Task instructions:
Without the images, print all the entries below exactly as given.

___ Data entries

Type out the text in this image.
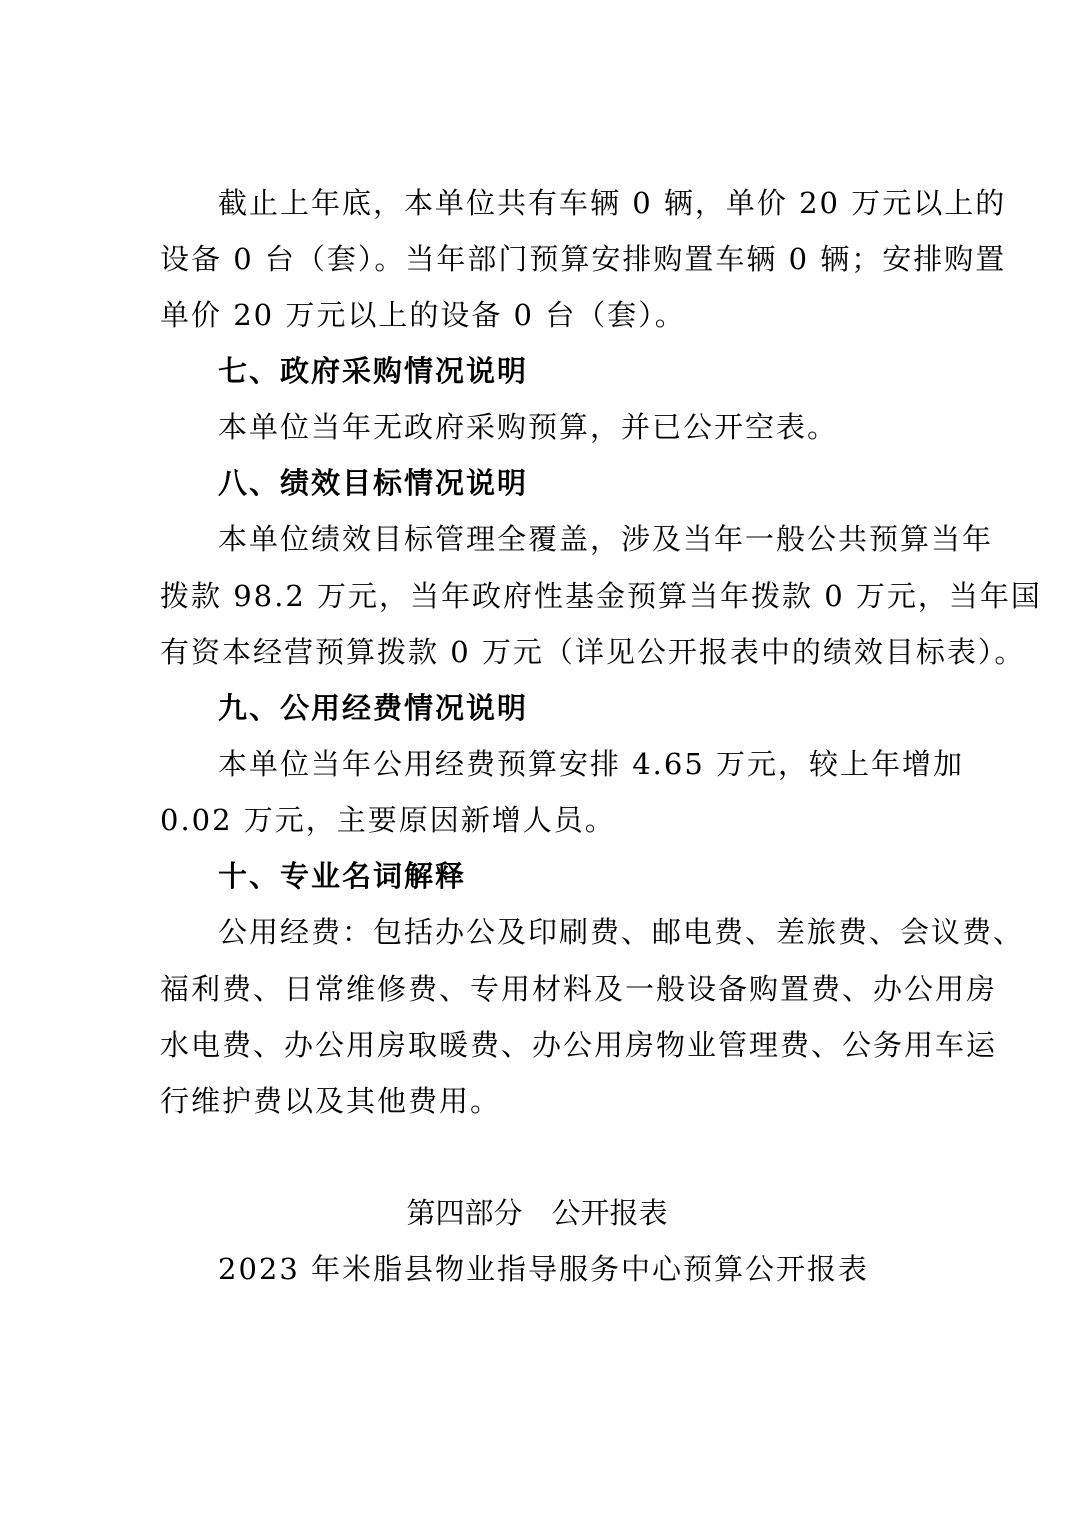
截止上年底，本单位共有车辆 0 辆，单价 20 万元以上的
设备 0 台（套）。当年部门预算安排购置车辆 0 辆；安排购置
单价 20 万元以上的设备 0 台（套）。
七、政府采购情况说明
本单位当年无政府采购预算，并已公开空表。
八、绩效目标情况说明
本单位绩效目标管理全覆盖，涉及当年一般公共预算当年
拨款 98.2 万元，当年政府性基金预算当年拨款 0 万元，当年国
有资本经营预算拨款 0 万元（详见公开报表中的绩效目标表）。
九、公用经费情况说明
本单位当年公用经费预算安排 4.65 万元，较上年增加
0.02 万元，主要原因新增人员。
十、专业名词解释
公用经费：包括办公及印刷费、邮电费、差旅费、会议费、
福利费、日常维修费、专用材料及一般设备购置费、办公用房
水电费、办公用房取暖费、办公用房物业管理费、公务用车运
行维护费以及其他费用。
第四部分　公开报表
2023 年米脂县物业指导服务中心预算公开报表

______

Task result:
Type out the text in this image.
截止上年底，本单位共有车辆 0 辆，单价 20 万元以上的
设备 0 台（套）。当年部门预算安排购置车辆 0 辆；安排购置
单价 20 万元以上的设备 0 台（套）。
七、政府采购情况说明
本单位当年无政府采购预算，并已公开空表。
八、绩效目标情况说明
本单位绩效目标管理全覆盖，涉及当年一般公共预算当年
拨款 98.2 万元，当年政府性基金预算当年拨款 0 万元，当年国
有资本经营预算拨款 0 万元（详见公开报表中的绩效目标表）。
九、公用经费情况说明
本单位当年公用经费预算安排 4.65 万元，较上年增加
0.02 万元，主要原因新增人员。
十、专业名词解释
公用经费：包括办公及印刷费、邮电费、差旅费、会议费、
福利费、日常维修费、专用材料及一般设备购置费、办公用房
水电费、办公用房取暖费、办公用房物业管理费、公务用车运
行维护费以及其他费用。
第四部分　公开报表
2023 年米脂县物业指导服务中心预算公开报表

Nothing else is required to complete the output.